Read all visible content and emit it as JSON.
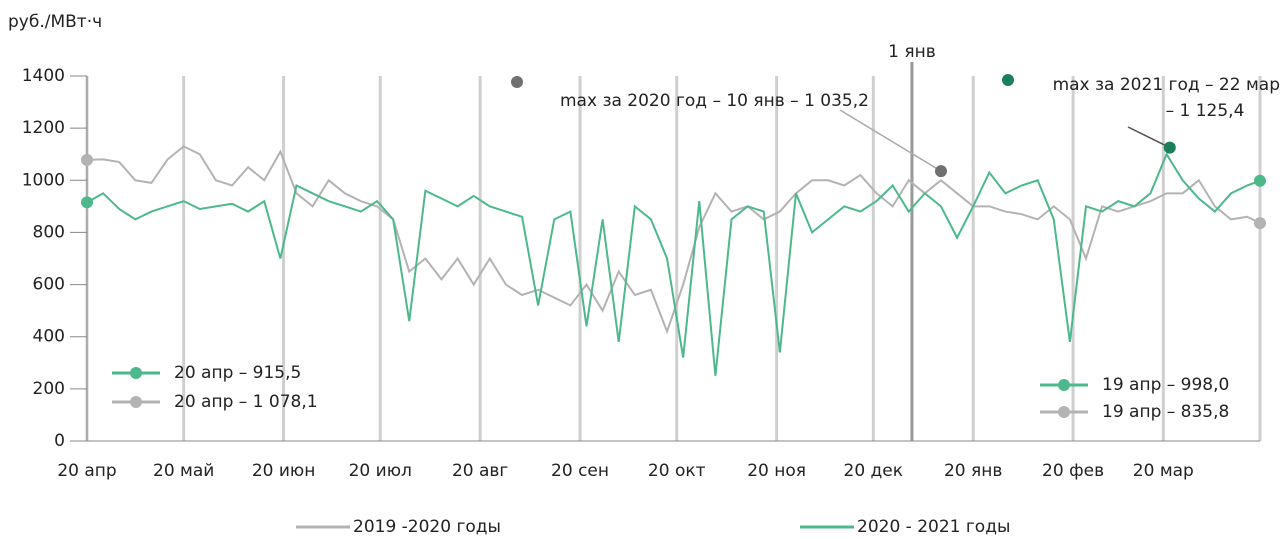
{
  "chart_data": {
    "type": "line",
    "y_label": "руб./МВт·ч",
    "x": [
      0,
      5,
      10,
      15,
      20,
      25,
      30,
      35,
      40,
      45,
      50,
      55,
      60,
      65,
      70,
      75,
      80,
      85,
      90,
      95,
      100,
      105,
      110,
      115,
      120,
      125,
      130,
      135,
      140,
      145,
      150,
      155,
      160,
      165,
      170,
      175,
      180,
      185,
      190,
      195,
      200,
      205,
      210,
      215,
      220,
      225,
      230,
      235,
      240,
      245,
      250,
      255,
      260,
      265,
      270,
      275,
      280,
      285,
      290,
      295,
      300,
      305,
      310,
      315,
      320,
      325,
      330,
      335,
      340,
      345,
      350,
      355,
      360,
      364
    ],
    "xlim": [
      0,
      364
    ],
    "xticks": [
      {
        "value": 0,
        "label": "20 апр"
      },
      {
        "value": 30,
        "label": "20 май"
      },
      {
        "value": 61,
        "label": "20 июн"
      },
      {
        "value": 91,
        "label": "20 июл"
      },
      {
        "value": 122,
        "label": "20 авг"
      },
      {
        "value": 153,
        "label": "20 сен"
      },
      {
        "value": 183,
        "label": "20 окт"
      },
      {
        "value": 214,
        "label": "20 ноя"
      },
      {
        "value": 244,
        "label": "20 дек"
      },
      {
        "value": 275,
        "label": "20 янв"
      },
      {
        "value": 306,
        "label": "20 фев"
      },
      {
        "value": 334,
        "label": "20 мар"
      },
      {
        "value": 364,
        "label": ""
      }
    ],
    "ylim": [
      0,
      1400
    ],
    "yticks": [
      0,
      200,
      400,
      600,
      800,
      1000,
      1200,
      1400
    ],
    "grid": true,
    "vline": {
      "x": 256,
      "label": "1 янв"
    },
    "series": [
      {
        "name": "2019 -2020 годы",
        "color": "#b3b3b3",
        "start_label": "20 апр – 1 078,1",
        "end_label": "19 апр – 835,8",
        "values": [
          1078.1,
          1080,
          1070,
          1000,
          990,
          1080,
          1130,
          1100,
          1000,
          980,
          1050,
          1000,
          1110,
          950,
          900,
          1000,
          950,
          920,
          900,
          850,
          650,
          700,
          620,
          700,
          600,
          700,
          600,
          560,
          580,
          550,
          520,
          600,
          500,
          650,
          560,
          580,
          420,
          600,
          820,
          950,
          880,
          900,
          850,
          880,
          950,
          1000,
          1000,
          980,
          1020,
          950,
          900,
          1000,
          950,
          1000,
          950,
          900,
          900,
          880,
          870,
          850,
          900,
          850,
          700,
          900,
          880,
          900,
          920,
          950,
          950,
          1000,
          900,
          850,
          860,
          835.8
        ]
      },
      {
        "name": "2020 - 2021 годы",
        "color": "#4db88c",
        "start_label": "20 апр – 915,5",
        "end_label": "19 апр – 998,0",
        "values": [
          915.5,
          950,
          890,
          850,
          880,
          900,
          920,
          890,
          900,
          910,
          880,
          920,
          700,
          980,
          950,
          920,
          900,
          880,
          920,
          850,
          460,
          960,
          930,
          900,
          940,
          900,
          880,
          860,
          520,
          850,
          880,
          440,
          850,
          380,
          900,
          850,
          700,
          320,
          920,
          250,
          850,
          900,
          880,
          340,
          950,
          800,
          850,
          900,
          880,
          920,
          980,
          880,
          950,
          900,
          780,
          900,
          1030,
          950,
          980,
          1000,
          850,
          380,
          900,
          880,
          920,
          900,
          950,
          1100,
          1000,
          930,
          880,
          950,
          980,
          998.0
        ]
      }
    ],
    "annotations": [
      {
        "lines": [
          "max за 2020 год – 10 янв – 1 035,2"
        ],
        "x": 265,
        "y": 1035.2,
        "series": 0
      },
      {
        "lines": [
          "max за 2021 год – 22 мар",
          "– 1 125,4"
        ],
        "x": 336,
        "y": 1125.4,
        "series": 1
      }
    ]
  }
}
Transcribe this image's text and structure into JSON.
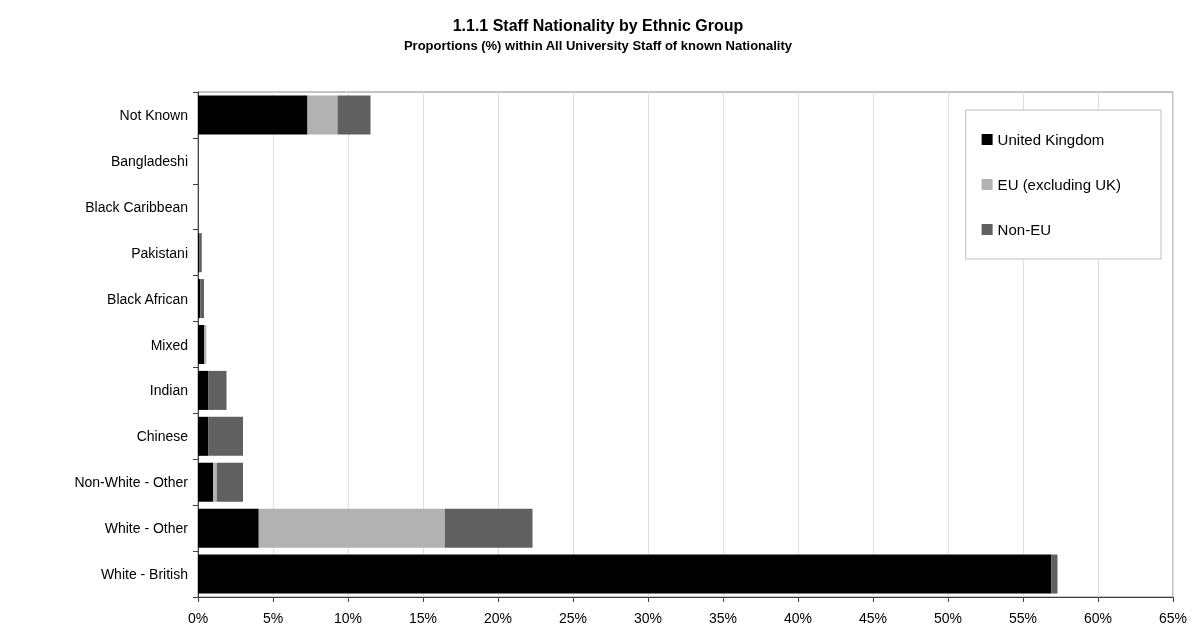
{
  "chart_data": {
    "type": "bar",
    "orientation": "horizontal",
    "stacked": true,
    "title": "1.1.1 Staff Nationality by Ethnic Group",
    "subtitle": "Proportions (%) within All University Staff of known Nationality",
    "categories": [
      "Not Known",
      "Bangladeshi",
      "Black Caribbean",
      "Pakistani",
      "Black African",
      "Mixed",
      "Indian",
      "Chinese",
      "Non-White - Other",
      "White - Other",
      "White - British"
    ],
    "series": [
      {
        "name": "United Kingdom",
        "color": "#000000",
        "values": [
          7.3,
          0,
          0,
          0.1,
          0.15,
          0.4,
          0.7,
          0.7,
          1.0,
          4.05,
          56.9
        ]
      },
      {
        "name": "EU (excluding UK)",
        "color": "#b2b2b2",
        "values": [
          2.0,
          0,
          0,
          0,
          0,
          0.15,
          0,
          0,
          0.25,
          12.4,
          0
        ]
      },
      {
        "name": "Non-EU",
        "color": "#606060",
        "values": [
          2.2,
          0,
          0,
          0.15,
          0.25,
          0,
          1.2,
          2.3,
          1.75,
          5.85,
          0.4
        ]
      }
    ],
    "xlim": [
      0,
      65
    ],
    "xticks": [
      {
        "value": 0,
        "label": "0%"
      },
      {
        "value": 5,
        "label": "5%"
      },
      {
        "value": 10,
        "label": "10%"
      },
      {
        "value": 15,
        "label": "15%"
      },
      {
        "value": 20,
        "label": "20%"
      },
      {
        "value": 25,
        "label": "25%"
      },
      {
        "value": 30,
        "label": "30%"
      },
      {
        "value": 35,
        "label": "35%"
      },
      {
        "value": 40,
        "label": "40%"
      },
      {
        "value": 45,
        "label": "45%"
      },
      {
        "value": 50,
        "label": "50%"
      },
      {
        "value": 55,
        "label": "55%"
      },
      {
        "value": 60,
        "label": "60%"
      },
      {
        "value": 65,
        "label": "65%"
      }
    ],
    "grid": "x",
    "legend": "top right"
  }
}
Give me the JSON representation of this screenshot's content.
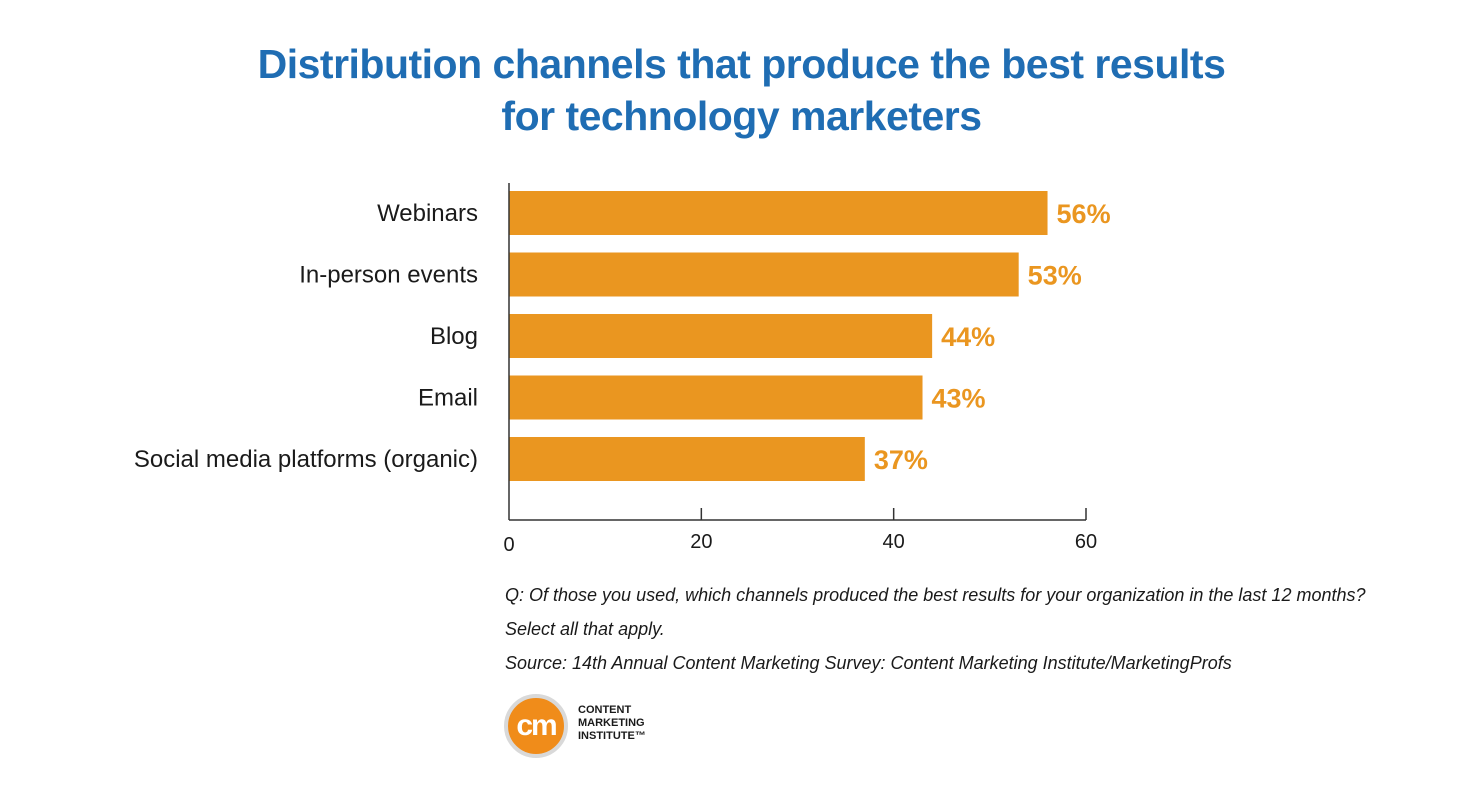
{
  "title": {
    "line1": "Distribution channels that produce the best results",
    "line2": "for technology marketers"
  },
  "colors": {
    "title": "#1f6db3",
    "bar": "#ea9620",
    "value_label": "#ea9620",
    "axis": "#333333"
  },
  "chart_data": {
    "type": "bar",
    "orientation": "horizontal",
    "categories": [
      "Webinars",
      "In-person events",
      "Blog",
      "Email",
      "Social media platforms (organic)"
    ],
    "values": [
      56,
      53,
      44,
      43,
      37
    ],
    "value_labels": [
      "56%",
      "53%",
      "44%",
      "43%",
      "37%"
    ],
    "xlim": [
      0,
      60
    ],
    "xticks": [
      0,
      20,
      40,
      60
    ],
    "grid": false
  },
  "notes": {
    "question": "Q: Of those you used, which channels produced the best results for your organization in the last 12 months?",
    "instruction": "Select all that apply.",
    "source": "Source: 14th Annual Content Marketing Survey: Content Marketing Institute/MarketingProfs"
  },
  "logo": {
    "mark": "cm",
    "line1": "CONTENT",
    "line2": "MARKETING",
    "line3": "INSTITUTE™"
  }
}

□ □ □ □

Can the entries above be repeated exactly, without their pictures?

• _Response for this exercise_
Read all visible content and emit it as JSON.
{
  "chart_data": {
    "type": "line",
    "y_label": "руб./МВт·ч",
    "x": [
      0,
      5,
      10,
      15,
      20,
      25,
      30,
      35,
      40,
      45,
      50,
      55,
      60,
      65,
      70,
      75,
      80,
      85,
      90,
      95,
      100,
      105,
      110,
      115,
      120,
      125,
      130,
      135,
      140,
      145,
      150,
      155,
      160,
      165,
      170,
      175,
      180,
      185,
      190,
      195,
      200,
      205,
      210,
      215,
      220,
      225,
      230,
      235,
      240,
      245,
      250,
      255,
      260,
      265,
      270,
      275,
      280,
      285,
      290,
      295,
      300,
      305,
      310,
      315,
      320,
      325,
      330,
      335,
      340,
      345,
      350,
      355,
      360,
      364
    ],
    "xlim": [
      0,
      364
    ],
    "xticks": [
      {
        "value": 0,
        "label": "20 апр"
      },
      {
        "value": 30,
        "label": "20 май"
      },
      {
        "value": 61,
        "label": "20 июн"
      },
      {
        "value": 91,
        "label": "20 июл"
      },
      {
        "value": 122,
        "label": "20 авг"
      },
      {
        "value": 153,
        "label": "20 сен"
      },
      {
        "value": 183,
        "label": "20 окт"
      },
      {
        "value": 214,
        "label": "20 ноя"
      },
      {
        "value": 244,
        "label": "20 дек"
      },
      {
        "value": 275,
        "label": "20 янв"
      },
      {
        "value": 306,
        "label": "20 фев"
      },
      {
        "value": 334,
        "label": "20 мар"
      },
      {
        "value": 364,
        "label": ""
      }
    ],
    "ylim": [
      0,
      1400
    ],
    "yticks": [
      0,
      200,
      400,
      600,
      800,
      1000,
      1200,
      1400
    ],
    "grid": true,
    "vline": {
      "x": 256,
      "label": "1 янв"
    },
    "series": [
      {
        "name": "2019 -2020 годы",
        "color": "#b3b3b3",
        "start_label": "20 апр – 1 078,1",
        "end_label": "19 апр – 835,8",
        "values": [
          1078.1,
          1080,
          1070,
          1000,
          990,
          1080,
          1130,
          1100,
          1000,
          980,
          1050,
          1000,
          1110,
          950,
          900,
          1000,
          950,
          920,
          900,
          850,
          650,
          700,
          620,
          700,
          600,
          700,
          600,
          560,
          580,
          550,
          520,
          600,
          500,
          650,
          560,
          580,
          420,
          600,
          820,
          950,
          880,
          900,
          850,
          880,
          950,
          1000,
          1000,
          980,
          1020,
          950,
          900,
          1000,
          950,
          1000,
          950,
          900,
          900,
          880,
          870,
          850,
          900,
          850,
          700,
          900,
          880,
          900,
          920,
          950,
          950,
          1000,
          900,
          850,
          860,
          835.8
        ]
      },
      {
        "name": "2020 - 2021 годы",
        "color": "#4db88c",
        "start_label": "20 апр – 915,5",
        "end_label": "19 апр – 998,0",
        "values": [
          915.5,
          950,
          890,
          850,
          880,
          900,
          920,
          890,
          900,
          910,
          880,
          920,
          700,
          980,
          950,
          920,
          900,
          880,
          920,
          850,
          460,
          960,
          930,
          900,
          940,
          900,
          880,
          860,
          520,
          850,
          880,
          440,
          850,
          380,
          900,
          850,
          700,
          320,
          920,
          250,
          850,
          900,
          880,
          340,
          950,
          800,
          850,
          900,
          880,
          920,
          980,
          880,
          950,
          900,
          780,
          900,
          1030,
          950,
          980,
          1000,
          850,
          380,
          900,
          880,
          920,
          900,
          950,
          1100,
          1000,
          930,
          880,
          950,
          980,
          998.0
        ]
      }
    ],
    "annotations": [
      {
        "lines": [
          "max за 2020 год – 10 янв – 1 035,2"
        ],
        "x": 265,
        "y": 1035.2,
        "series": 0
      },
      {
        "lines": [
          "max за 2021 год – 22 мар",
          "– 1 125,4"
        ],
        "x": 336,
        "y": 1125.4,
        "series": 1
      }
    ]
  }
}
Transcribe this image's text and structure into JSON.
{
  "chart_data": {
    "type": "bar",
    "orientation": "horizontal",
    "stacked": true,
    "title": "1.1.1 Staff Nationality by Ethnic Group",
    "subtitle": "Proportions (%) within All University Staff of known Nationality",
    "categories": [
      "Not Known",
      "Bangladeshi",
      "Black Caribbean",
      "Pakistani",
      "Black African",
      "Mixed",
      "Indian",
      "Chinese",
      "Non-White - Other",
      "White - Other",
      "White - British"
    ],
    "series": [
      {
        "name": "United Kingdom",
        "color": "#000000",
        "values": [
          7.3,
          0,
          0,
          0.1,
          0.15,
          0.4,
          0.7,
          0.7,
          1.0,
          4.05,
          56.9
        ]
      },
      {
        "name": "EU (excluding UK)",
        "color": "#b2b2b2",
        "values": [
          2.0,
          0,
          0,
          0,
          0,
          0.15,
          0,
          0,
          0.25,
          12.4,
          0
        ]
      },
      {
        "name": "Non-EU",
        "color": "#606060",
        "values": [
          2.2,
          0,
          0,
          0.15,
          0.25,
          0,
          1.2,
          2.3,
          1.75,
          5.85,
          0.4
        ]
      }
    ],
    "xlim": [
      0,
      65
    ],
    "xticks": [
      {
        "value": 0,
        "label": "0%"
      },
      {
        "value": 5,
        "label": "5%"
      },
      {
        "value": 10,
        "label": "10%"
      },
      {
        "value": 15,
        "label": "15%"
      },
      {
        "value": 20,
        "label": "20%"
      },
      {
        "value": 25,
        "label": "25%"
      },
      {
        "value": 30,
        "label": "30%"
      },
      {
        "value": 35,
        "label": "35%"
      },
      {
        "value": 40,
        "label": "40%"
      },
      {
        "value": 45,
        "label": "45%"
      },
      {
        "value": 50,
        "label": "50%"
      },
      {
        "value": 55,
        "label": "55%"
      },
      {
        "value": 60,
        "label": "60%"
      },
      {
        "value": 65,
        "label": "65%"
      }
    ],
    "grid": "x",
    "legend": "top right"
  }
}
Give me the JSON representation of this screenshot's content.
{
  "title": {
    "line1": "Distribution channels that produce the best results",
    "line2": "for technology marketers"
  },
  "colors": {
    "title": "#1f6db3",
    "bar": "#ea9620",
    "value_label": "#ea9620",
    "axis": "#333333"
  },
  "chart_data": {
    "type": "bar",
    "orientation": "horizontal",
    "categories": [
      "Webinars",
      "In-person events",
      "Blog",
      "Email",
      "Social media platforms (organic)"
    ],
    "values": [
      56,
      53,
      44,
      43,
      37
    ],
    "value_labels": [
      "56%",
      "53%",
      "44%",
      "43%",
      "37%"
    ],
    "xlim": [
      0,
      60
    ],
    "xticks": [
      0,
      20,
      40,
      60
    ],
    "grid": false
  },
  "notes": {
    "question": "Q: Of those you used, which channels produced the best results for your organization in the last 12 months?",
    "instruction": "Select all that apply.",
    "source": "Source: 14th Annual Content Marketing Survey: Content Marketing Institute/MarketingProfs"
  },
  "logo": {
    "mark": "cm",
    "line1": "CONTENT",
    "line2": "MARKETING",
    "line3": "INSTITUTE™"
  }
}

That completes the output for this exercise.